> Stated problem
Print all the records exactly, please.
** Begin Source records **
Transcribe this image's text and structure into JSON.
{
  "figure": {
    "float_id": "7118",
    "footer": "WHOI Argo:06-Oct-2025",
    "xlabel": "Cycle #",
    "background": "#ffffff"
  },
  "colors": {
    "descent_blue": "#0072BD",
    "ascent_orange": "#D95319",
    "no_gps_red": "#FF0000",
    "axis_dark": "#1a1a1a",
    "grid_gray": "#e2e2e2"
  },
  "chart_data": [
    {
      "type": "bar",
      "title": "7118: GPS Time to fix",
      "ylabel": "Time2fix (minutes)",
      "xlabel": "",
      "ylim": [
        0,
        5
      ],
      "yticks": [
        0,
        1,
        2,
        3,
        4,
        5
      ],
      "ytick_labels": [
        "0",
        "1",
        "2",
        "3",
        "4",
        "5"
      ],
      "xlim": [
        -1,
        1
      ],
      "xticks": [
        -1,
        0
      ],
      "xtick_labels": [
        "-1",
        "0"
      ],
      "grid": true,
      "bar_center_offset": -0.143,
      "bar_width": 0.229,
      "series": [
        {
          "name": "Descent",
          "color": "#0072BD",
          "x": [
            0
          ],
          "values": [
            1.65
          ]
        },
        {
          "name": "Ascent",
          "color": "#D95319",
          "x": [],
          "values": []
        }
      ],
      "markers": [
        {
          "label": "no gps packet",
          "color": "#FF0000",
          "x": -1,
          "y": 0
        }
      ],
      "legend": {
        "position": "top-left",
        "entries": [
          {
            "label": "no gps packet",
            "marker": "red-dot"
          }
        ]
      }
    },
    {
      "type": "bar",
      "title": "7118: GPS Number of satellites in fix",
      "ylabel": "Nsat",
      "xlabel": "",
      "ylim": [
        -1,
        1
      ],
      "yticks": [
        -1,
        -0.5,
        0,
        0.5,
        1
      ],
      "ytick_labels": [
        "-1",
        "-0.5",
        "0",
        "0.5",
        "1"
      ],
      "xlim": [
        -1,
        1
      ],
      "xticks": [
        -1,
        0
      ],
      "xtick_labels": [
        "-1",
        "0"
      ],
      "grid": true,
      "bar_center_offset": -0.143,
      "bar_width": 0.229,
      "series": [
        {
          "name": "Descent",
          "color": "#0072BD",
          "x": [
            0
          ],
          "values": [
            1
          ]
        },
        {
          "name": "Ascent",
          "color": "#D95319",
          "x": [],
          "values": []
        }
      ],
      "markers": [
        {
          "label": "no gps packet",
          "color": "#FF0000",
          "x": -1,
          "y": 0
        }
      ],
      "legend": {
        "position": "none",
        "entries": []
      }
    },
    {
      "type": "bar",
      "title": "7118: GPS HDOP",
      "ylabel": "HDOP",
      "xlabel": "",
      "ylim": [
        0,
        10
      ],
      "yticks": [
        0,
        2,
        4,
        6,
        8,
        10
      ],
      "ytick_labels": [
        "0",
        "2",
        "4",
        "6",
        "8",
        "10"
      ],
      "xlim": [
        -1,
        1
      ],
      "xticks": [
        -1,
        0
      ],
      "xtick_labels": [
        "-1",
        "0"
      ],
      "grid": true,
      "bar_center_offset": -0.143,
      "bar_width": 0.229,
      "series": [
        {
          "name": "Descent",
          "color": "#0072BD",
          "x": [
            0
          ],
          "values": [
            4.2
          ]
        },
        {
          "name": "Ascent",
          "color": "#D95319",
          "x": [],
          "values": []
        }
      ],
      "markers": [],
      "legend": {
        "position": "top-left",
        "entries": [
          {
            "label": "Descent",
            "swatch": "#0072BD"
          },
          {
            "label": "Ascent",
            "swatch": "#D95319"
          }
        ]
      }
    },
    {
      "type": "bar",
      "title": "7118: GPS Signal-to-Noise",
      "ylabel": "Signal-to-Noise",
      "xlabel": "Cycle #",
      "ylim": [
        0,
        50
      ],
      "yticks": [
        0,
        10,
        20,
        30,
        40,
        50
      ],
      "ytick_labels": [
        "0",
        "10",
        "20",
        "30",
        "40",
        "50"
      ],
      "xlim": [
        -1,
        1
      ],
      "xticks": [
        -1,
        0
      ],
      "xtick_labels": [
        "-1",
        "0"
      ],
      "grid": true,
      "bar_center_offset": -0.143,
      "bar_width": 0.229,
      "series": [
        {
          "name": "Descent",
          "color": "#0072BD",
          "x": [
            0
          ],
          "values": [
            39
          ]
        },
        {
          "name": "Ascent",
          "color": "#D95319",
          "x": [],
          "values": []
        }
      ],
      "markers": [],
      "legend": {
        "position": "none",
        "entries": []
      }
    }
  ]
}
** End Source records **
> Finished answer
Transcribe this image's text and structure into JSON.
{
  "figure": {
    "float_id": "7118",
    "footer": "WHOI Argo:06-Oct-2025",
    "xlabel": "Cycle #",
    "background": "#ffffff"
  },
  "colors": {
    "descent_blue": "#0072BD",
    "ascent_orange": "#D95319",
    "no_gps_red": "#FF0000",
    "axis_dark": "#1a1a1a",
    "grid_gray": "#e2e2e2"
  },
  "chart_data": [
    {
      "type": "bar",
      "title": "7118: GPS Time to fix",
      "ylabel": "Time2fix (minutes)",
      "xlabel": "",
      "ylim": [
        0,
        5
      ],
      "yticks": [
        0,
        1,
        2,
        3,
        4,
        5
      ],
      "ytick_labels": [
        "0",
        "1",
        "2",
        "3",
        "4",
        "5"
      ],
      "xlim": [
        -1,
        1
      ],
      "xticks": [
        -1,
        0
      ],
      "xtick_labels": [
        "-1",
        "0"
      ],
      "grid": true,
      "bar_center_offset": -0.143,
      "bar_width": 0.229,
      "series": [
        {
          "name": "Descent",
          "color": "#0072BD",
          "x": [
            0
          ],
          "values": [
            1.65
          ]
        },
        {
          "name": "Ascent",
          "color": "#D95319",
          "x": [],
          "values": []
        }
      ],
      "markers": [
        {
          "label": "no gps packet",
          "color": "#FF0000",
          "x": -1,
          "y": 0
        }
      ],
      "legend": {
        "position": "top-left",
        "entries": [
          {
            "label": "no gps packet",
            "marker": "red-dot"
          }
        ]
      }
    },
    {
      "type": "bar",
      "title": "7118: GPS Number of satellites in fix",
      "ylabel": "Nsat",
      "xlabel": "",
      "ylim": [
        -1,
        1
      ],
      "yticks": [
        -1,
        -0.5,
        0,
        0.5,
        1
      ],
      "ytick_labels": [
        "-1",
        "-0.5",
        "0",
        "0.5",
        "1"
      ],
      "xlim": [
        -1,
        1
      ],
      "xticks": [
        -1,
        0
      ],
      "xtick_labels": [
        "-1",
        "0"
      ],
      "grid": true,
      "bar_center_offset": -0.143,
      "bar_width": 0.229,
      "series": [
        {
          "name": "Descent",
          "color": "#0072BD",
          "x": [
            0
          ],
          "values": [
            1
          ]
        },
        {
          "name": "Ascent",
          "color": "#D95319",
          "x": [],
          "values": []
        }
      ],
      "markers": [
        {
          "label": "no gps packet",
          "color": "#FF0000",
          "x": -1,
          "y": 0
        }
      ],
      "legend": {
        "position": "none",
        "entries": []
      }
    },
    {
      "type": "bar",
      "title": "7118: GPS HDOP",
      "ylabel": "HDOP",
      "xlabel": "",
      "ylim": [
        0,
        10
      ],
      "yticks": [
        0,
        2,
        4,
        6,
        8,
        10
      ],
      "ytick_labels": [
        "0",
        "2",
        "4",
        "6",
        "8",
        "10"
      ],
      "xlim": [
        -1,
        1
      ],
      "xticks": [
        -1,
        0
      ],
      "xtick_labels": [
        "-1",
        "0"
      ],
      "grid": true,
      "bar_center_offset": -0.143,
      "bar_width": 0.229,
      "series": [
        {
          "name": "Descent",
          "color": "#0072BD",
          "x": [
            0
          ],
          "values": [
            4.2
          ]
        },
        {
          "name": "Ascent",
          "color": "#D95319",
          "x": [],
          "values": []
        }
      ],
      "markers": [],
      "legend": {
        "position": "top-left",
        "entries": [
          {
            "label": "Descent",
            "swatch": "#0072BD"
          },
          {
            "label": "Ascent",
            "swatch": "#D95319"
          }
        ]
      }
    },
    {
      "type": "bar",
      "title": "7118: GPS Signal-to-Noise",
      "ylabel": "Signal-to-Noise",
      "xlabel": "Cycle #",
      "ylim": [
        0,
        50
      ],
      "yticks": [
        0,
        10,
        20,
        30,
        40,
        50
      ],
      "ytick_labels": [
        "0",
        "10",
        "20",
        "30",
        "40",
        "50"
      ],
      "xlim": [
        -1,
        1
      ],
      "xticks": [
        -1,
        0
      ],
      "xtick_labels": [
        "-1",
        "0"
      ],
      "grid": true,
      "bar_center_offset": -0.143,
      "bar_width": 0.229,
      "series": [
        {
          "name": "Descent",
          "color": "#0072BD",
          "x": [
            0
          ],
          "values": [
            39
          ]
        },
        {
          "name": "Ascent",
          "color": "#D95319",
          "x": [],
          "values": []
        }
      ],
      "markers": [],
      "legend": {
        "position": "none",
        "entries": []
      }
    }
  ]
}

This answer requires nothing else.